Your objective |
Please write out the material that follows, exactly as it stands.

Records supplied |
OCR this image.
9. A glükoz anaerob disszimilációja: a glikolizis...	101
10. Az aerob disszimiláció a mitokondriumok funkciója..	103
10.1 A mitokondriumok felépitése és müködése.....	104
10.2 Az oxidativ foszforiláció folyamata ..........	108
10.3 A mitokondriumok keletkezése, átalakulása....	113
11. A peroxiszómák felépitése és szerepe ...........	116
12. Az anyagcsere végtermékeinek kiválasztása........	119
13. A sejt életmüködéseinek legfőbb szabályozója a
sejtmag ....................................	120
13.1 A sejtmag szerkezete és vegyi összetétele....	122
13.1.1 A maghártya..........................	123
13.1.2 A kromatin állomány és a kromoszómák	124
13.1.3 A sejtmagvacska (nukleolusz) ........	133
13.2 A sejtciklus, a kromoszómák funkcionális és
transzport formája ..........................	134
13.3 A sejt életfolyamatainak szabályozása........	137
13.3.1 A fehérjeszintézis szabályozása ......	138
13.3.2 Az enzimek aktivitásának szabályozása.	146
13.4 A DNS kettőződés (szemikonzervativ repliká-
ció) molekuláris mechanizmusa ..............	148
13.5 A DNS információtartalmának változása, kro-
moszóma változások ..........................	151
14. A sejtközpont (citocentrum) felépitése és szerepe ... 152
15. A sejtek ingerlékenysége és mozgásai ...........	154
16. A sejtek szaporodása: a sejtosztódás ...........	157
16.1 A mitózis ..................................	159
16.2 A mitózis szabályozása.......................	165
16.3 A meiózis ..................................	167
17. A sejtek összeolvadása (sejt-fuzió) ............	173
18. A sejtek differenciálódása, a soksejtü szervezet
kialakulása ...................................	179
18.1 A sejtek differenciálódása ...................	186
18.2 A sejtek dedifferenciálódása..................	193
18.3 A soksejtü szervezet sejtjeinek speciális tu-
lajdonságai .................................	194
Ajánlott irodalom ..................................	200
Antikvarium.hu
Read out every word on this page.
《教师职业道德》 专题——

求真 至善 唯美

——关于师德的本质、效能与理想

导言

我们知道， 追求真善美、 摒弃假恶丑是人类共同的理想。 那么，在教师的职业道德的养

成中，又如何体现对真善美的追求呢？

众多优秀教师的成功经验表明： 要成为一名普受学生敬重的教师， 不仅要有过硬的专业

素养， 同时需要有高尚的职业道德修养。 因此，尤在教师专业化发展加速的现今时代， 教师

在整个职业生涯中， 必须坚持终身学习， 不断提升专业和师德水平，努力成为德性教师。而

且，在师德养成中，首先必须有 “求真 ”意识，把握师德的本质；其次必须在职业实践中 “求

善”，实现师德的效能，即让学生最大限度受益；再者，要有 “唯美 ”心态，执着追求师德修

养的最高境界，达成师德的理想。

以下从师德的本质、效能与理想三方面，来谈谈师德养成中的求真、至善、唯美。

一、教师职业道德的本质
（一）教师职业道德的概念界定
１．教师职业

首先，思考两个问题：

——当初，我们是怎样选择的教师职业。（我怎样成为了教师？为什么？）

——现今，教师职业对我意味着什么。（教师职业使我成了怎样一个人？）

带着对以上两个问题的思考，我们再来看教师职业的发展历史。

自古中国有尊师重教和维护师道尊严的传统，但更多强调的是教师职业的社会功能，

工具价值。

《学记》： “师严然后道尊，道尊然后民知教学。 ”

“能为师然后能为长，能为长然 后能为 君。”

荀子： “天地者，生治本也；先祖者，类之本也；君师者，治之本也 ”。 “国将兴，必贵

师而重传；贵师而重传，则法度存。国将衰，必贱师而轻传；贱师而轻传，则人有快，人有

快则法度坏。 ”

Task answer |
OCR this image.
9. A glükoz anaerob disszimilációja: a glikolizis...	101
10. Az aerob disszimiláció a mitokondriumok funkciója..	103
10.1 A mitokondriumok felépitése és müködése.....	104
10.2 Az oxidativ foszforiláció folyamata ..........	108
10.3 A mitokondriumok keletkezése, átalakulása....	113
11. A peroxiszómák felépitése és szerepe ...........	116
12. Az anyagcsere végtermékeinek kiválasztása........	119
13. A sejt életmüködéseinek legfőbb szabályozója a
sejtmag ....................................	120
13.1 A sejtmag szerkezete és vegyi összetétele....	122
13.1.1 A maghártya..........................	123
13.1.2 A kromatin állomány és a kromoszómák	124
13.1.3 A sejtmagvacska (nukleolusz) ........	133
13.2 A sejtciklus, a kromoszómák funkcionális és
transzport formája ..........................	134
13.3 A sejt életfolyamatainak szabályozása........	137
13.3.1 A fehérjeszintézis szabályozása ......	138
13.3.2 Az enzimek aktivitásának szabályozása.	146
13.4 A DNS kettőződés (szemikonzervativ repliká-
ció) molekuláris mechanizmusa ..............	148
13.5 A DNS információtartalmának változása, kro-
moszóma változások ..........................	151
14. A sejtközpont (citocentrum) felépitése és szerepe ... 152
15. A sejtek ingerlékenysége és mozgásai ...........	154
16. A sejtek szaporodása: a sejtosztódás ...........	157
16.1 A mitózis ..................................	159
16.2 A mitózis szabályozása.......................	165
16.3 A meiózis ..................................	167
17. A sejtek összeolvadása (sejt-fuzió) ............	173
18. A sejtek differenciálódása, a soksejtü szervezet
kialakulása ...................................	179
18.1 A sejtek differenciálódása ...................	186
18.2 A sejtek dedifferenciálódása..................	193
18.3 A soksejtü szervezet sejtjeinek speciális tu-
lajdonságai .................................	194
Ajánlott irodalom ..................................	200
Antikvarium.hu
Read out every word on this page.
《教师职业道德》 专题——

求真 至善 唯美

——关于师德的本质、效能与理想

导言

我们知道， 追求真善美、 摒弃假恶丑是人类共同的理想。 那么，在教师的职业道德的养

成中，又如何体现对真善美的追求呢？

众多优秀教师的成功经验表明： 要成为一名普受学生敬重的教师， 不仅要有过硬的专业

素养， 同时需要有高尚的职业道德修养。 因此，尤在教师专业化发展加速的现今时代， 教师

在整个职业生涯中， 必须坚持终身学习， 不断提升专业和师德水平，努力成为德性教师。而

且，在师德养成中，首先必须有 “求真 ”意识，把握师德的本质；其次必须在职业实践中 “求

善”，实现师德的效能，即让学生最大限度受益；再者，要有 “唯美 ”心态，执着追求师德修

养的最高境界，达成师德的理想。

以下从师德的本质、效能与理想三方面，来谈谈师德养成中的求真、至善、唯美。

一、教师职业道德的本质
（一）教师职业道德的概念界定
１．教师职业

首先，思考两个问题：

——当初，我们是怎样选择的教师职业。（我怎样成为了教师？为什么？）

——现今，教师职业对我意味着什么。（教师职业使我成了怎样一个人？）

带着对以上两个问题的思考，我们再来看教师职业的发展历史。

自古中国有尊师重教和维护师道尊严的传统，但更多强调的是教师职业的社会功能，

工具价值。

《学记》： “师严然后道尊，道尊然后民知教学。 ”

“能为师然后能为长，能为长然 后能为 君。”

荀子： “天地者，生治本也；先祖者，类之本也；君师者，治之本也 ”。 “国将兴，必贵

师而重传；贵师而重传，则法度存。国将衰，必贱师而轻传；贱师而轻传，则人有快，人有

快则法度坏。 ”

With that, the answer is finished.